#### [Aim]
Write down each entry again, exactly as it reads.

#### [Input records]
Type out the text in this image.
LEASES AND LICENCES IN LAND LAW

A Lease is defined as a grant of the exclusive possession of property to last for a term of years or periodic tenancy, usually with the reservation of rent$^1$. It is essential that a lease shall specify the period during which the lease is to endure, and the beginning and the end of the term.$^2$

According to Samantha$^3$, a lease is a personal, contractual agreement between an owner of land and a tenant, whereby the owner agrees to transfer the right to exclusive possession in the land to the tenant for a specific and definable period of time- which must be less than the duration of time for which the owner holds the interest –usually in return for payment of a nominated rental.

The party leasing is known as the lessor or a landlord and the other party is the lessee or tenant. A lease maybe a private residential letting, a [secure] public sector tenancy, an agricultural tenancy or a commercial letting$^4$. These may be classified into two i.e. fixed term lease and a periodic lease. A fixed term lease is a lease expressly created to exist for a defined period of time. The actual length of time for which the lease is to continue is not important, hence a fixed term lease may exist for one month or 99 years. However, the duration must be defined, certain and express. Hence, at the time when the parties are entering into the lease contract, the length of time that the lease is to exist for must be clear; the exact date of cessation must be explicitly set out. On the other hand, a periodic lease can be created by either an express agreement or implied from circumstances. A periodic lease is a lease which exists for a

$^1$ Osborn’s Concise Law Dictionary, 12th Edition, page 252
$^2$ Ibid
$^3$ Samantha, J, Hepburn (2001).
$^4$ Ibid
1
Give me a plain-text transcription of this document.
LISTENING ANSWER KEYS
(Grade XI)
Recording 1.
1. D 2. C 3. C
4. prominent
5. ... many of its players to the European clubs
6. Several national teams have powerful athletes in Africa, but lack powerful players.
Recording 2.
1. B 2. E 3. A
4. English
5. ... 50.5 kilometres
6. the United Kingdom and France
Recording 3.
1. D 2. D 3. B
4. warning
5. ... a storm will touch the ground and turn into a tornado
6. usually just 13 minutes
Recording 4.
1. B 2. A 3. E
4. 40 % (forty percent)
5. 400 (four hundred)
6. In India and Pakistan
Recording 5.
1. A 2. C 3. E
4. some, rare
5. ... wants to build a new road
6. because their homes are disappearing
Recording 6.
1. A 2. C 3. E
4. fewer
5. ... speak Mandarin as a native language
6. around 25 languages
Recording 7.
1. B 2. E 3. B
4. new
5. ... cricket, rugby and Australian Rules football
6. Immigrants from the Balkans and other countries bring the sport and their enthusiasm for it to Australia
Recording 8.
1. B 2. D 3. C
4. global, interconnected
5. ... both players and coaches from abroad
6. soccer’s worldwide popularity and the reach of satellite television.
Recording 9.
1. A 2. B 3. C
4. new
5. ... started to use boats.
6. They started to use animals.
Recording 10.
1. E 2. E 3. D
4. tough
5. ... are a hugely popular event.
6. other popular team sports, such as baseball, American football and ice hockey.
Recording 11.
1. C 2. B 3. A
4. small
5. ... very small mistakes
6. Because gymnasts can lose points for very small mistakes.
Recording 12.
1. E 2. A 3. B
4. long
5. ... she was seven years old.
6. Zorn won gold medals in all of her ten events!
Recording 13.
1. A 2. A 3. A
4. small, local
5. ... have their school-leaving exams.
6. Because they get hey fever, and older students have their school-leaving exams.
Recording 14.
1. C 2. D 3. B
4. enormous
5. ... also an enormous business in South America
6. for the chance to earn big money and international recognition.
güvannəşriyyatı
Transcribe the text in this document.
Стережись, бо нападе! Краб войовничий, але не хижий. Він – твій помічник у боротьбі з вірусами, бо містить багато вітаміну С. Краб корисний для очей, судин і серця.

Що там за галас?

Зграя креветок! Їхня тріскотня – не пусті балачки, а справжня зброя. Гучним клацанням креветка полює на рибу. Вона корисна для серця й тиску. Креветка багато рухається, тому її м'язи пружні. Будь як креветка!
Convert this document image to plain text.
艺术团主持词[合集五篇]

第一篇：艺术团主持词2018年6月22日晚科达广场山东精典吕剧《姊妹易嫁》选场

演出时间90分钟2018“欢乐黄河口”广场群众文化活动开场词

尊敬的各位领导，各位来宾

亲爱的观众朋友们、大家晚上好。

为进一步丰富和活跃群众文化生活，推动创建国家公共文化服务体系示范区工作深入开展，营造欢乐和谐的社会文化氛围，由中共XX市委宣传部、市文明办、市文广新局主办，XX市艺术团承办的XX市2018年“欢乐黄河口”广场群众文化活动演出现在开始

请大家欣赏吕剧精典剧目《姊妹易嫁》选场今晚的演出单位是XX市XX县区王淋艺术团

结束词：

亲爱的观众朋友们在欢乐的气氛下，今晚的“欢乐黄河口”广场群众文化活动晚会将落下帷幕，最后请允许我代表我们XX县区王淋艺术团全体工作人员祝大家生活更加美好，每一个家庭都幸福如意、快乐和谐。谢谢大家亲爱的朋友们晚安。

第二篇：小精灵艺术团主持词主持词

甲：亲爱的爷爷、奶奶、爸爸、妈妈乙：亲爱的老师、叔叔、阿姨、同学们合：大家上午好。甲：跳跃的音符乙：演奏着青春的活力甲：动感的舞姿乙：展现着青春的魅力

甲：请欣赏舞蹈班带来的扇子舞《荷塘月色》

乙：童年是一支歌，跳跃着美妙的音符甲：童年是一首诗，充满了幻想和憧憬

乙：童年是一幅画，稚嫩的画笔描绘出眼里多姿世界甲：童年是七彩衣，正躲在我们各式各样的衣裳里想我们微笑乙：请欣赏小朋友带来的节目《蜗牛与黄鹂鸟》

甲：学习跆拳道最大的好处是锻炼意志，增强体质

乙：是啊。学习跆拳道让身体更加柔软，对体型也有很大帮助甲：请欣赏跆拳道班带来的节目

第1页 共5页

#### [Answer below]
Type out the text in this image.
LEASES AND LICENCES IN LAND LAW

A Lease is defined as a grant of the exclusive possession of property to last for a term of years or periodic tenancy, usually with the reservation of rent$^1$. It is essential that a lease shall specify the period during which the lease is to endure, and the beginning and the end of the term.$^2$

According to Samantha$^3$, a lease is a personal, contractual agreement between an owner of land and a tenant, whereby the owner agrees to transfer the right to exclusive possession in the land to the tenant for a specific and definable period of time- which must be less than the duration of time for which the owner holds the interest –usually in return for payment of a nominated rental.

The party leasing is known as the lessor or a landlord and the other party is the lessee or tenant. A lease maybe a private residential letting, a [secure] public sector tenancy, an agricultural tenancy or a commercial letting$^4$. These may be classified into two i.e. fixed term lease and a periodic lease. A fixed term lease is a lease expressly created to exist for a defined period of time. The actual length of time for which the lease is to continue is not important, hence a fixed term lease may exist for one month or 99 years. However, the duration must be defined, certain and express. Hence, at the time when the parties are entering into the lease contract, the length of time that the lease is to exist for must be clear; the exact date of cessation must be explicitly set out. On the other hand, a periodic lease can be created by either an express agreement or implied from circumstances. A periodic lease is a lease which exists for a

$^1$ Osborn’s Concise Law Dictionary, 12th Edition, page 252
$^2$ Ibid
$^3$ Samantha, J, Hepburn (2001).
$^4$ Ibid
1
Give me a plain-text transcription of this document.
LISTENING ANSWER KEYS
(Grade XI)
Recording 1.
1. D 2. C 3. C
4. prominent
5. ... many of its players to the European clubs
6. Several national teams have powerful athletes in Africa, but lack powerful players.
Recording 2.
1. B 2. E 3. A
4. English
5. ... 50.5 kilometres
6. the United Kingdom and France
Recording 3.
1. D 2. D 3. B
4. warning
5. ... a storm will touch the ground and turn into a tornado
6. usually just 13 minutes
Recording 4.
1. B 2. A 3. E
4. 40 % (forty percent)
5. 400 (four hundred)
6. In India and Pakistan
Recording 5.
1. A 2. C 3. E
4. some, rare
5. ... wants to build a new road
6. because their homes are disappearing
Recording 6.
1. A 2. C 3. E
4. fewer
5. ... speak Mandarin as a native language
6. around 25 languages
Recording 7.
1. B 2. E 3. B
4. new
5. ... cricket, rugby and Australian Rules football
6. Immigrants from the Balkans and other countries bring the sport and their enthusiasm for it to Australia
Recording 8.
1. B 2. D 3. C
4. global, interconnected
5. ... both players and coaches from abroad
6. soccer’s worldwide popularity and the reach of satellite television.
Recording 9.
1. A 2. B 3. C
4. new
5. ... started to use boats.
6. They started to use animals.
Recording 10.
1. E 2. E 3. D
4. tough
5. ... are a hugely popular event.
6. other popular team sports, such as baseball, American football and ice hockey.
Recording 11.
1. C 2. B 3. A
4. small
5. ... very small mistakes
6. Because gymnasts can lose points for very small mistakes.
Recording 12.
1. E 2. A 3. B
4. long
5. ... she was seven years old.
6. Zorn won gold medals in all of her ten events!
Recording 13.
1. A 2. A 3. A
4. small, local
5. ... have their school-leaving exams.
6. Because they get hey fever, and older students have their school-leaving exams.
Recording 14.
1. C 2. D 3. B
4. enormous
5. ... also an enormous business in South America
6. for the chance to earn big money and international recognition.
güvannəşriyyatı
Transcribe the text in this document.
Стережись, бо нападе! Краб войовничий, але не хижий. Він – твій помічник у боротьбі з вірусами, бо містить багато вітаміну С. Краб корисний для очей, судин і серця.

Що там за галас?

Зграя креветок! Їхня тріскотня – не пусті балачки, а справжня зброя. Гучним клацанням креветка полює на рибу. Вона корисна для серця й тиску. Креветка багато рухається, тому її м'язи пружні. Будь як креветка!
Convert this document image to plain text.
艺术团主持词[合集五篇]

第一篇：艺术团主持词2018年6月22日晚科达广场山东精典吕剧《姊妹易嫁》选场

演出时间90分钟2018“欢乐黄河口”广场群众文化活动开场词

尊敬的各位领导，各位来宾

亲爱的观众朋友们、大家晚上好。

为进一步丰富和活跃群众文化生活，推动创建国家公共文化服务体系示范区工作深入开展，营造欢乐和谐的社会文化氛围，由中共XX市委宣传部、市文明办、市文广新局主办，XX市艺术团承办的XX市2018年“欢乐黄河口”广场群众文化活动演出现在开始

请大家欣赏吕剧精典剧目《姊妹易嫁》选场今晚的演出单位是XX市XX县区王淋艺术团

结束词：

亲爱的观众朋友们在欢乐的气氛下，今晚的“欢乐黄河口”广场群众文化活动晚会将落下帷幕，最后请允许我代表我们XX县区王淋艺术团全体工作人员祝大家生活更加美好，每一个家庭都幸福如意、快乐和谐。谢谢大家亲爱的朋友们晚安。

第二篇：小精灵艺术团主持词主持词

甲：亲爱的爷爷、奶奶、爸爸、妈妈乙：亲爱的老师、叔叔、阿姨、同学们合：大家上午好。甲：跳跃的音符乙：演奏着青春的活力甲：动感的舞姿乙：展现着青春的魅力

甲：请欣赏舞蹈班带来的扇子舞《荷塘月色》

乙：童年是一支歌，跳跃着美妙的音符甲：童年是一首诗，充满了幻想和憧憬

乙：童年是一幅画，稚嫩的画笔描绘出眼里多姿世界甲：童年是七彩衣，正躲在我们各式各样的衣裳里想我们微笑乙：请欣赏小朋友带来的节目《蜗牛与黄鹂鸟》

甲：学习跆拳道最大的好处是锻炼意志，增强体质

乙：是啊。学习跆拳道让身体更加柔软，对体型也有很大帮助甲：请欣赏跆拳道班带来的节目

第1页 共5页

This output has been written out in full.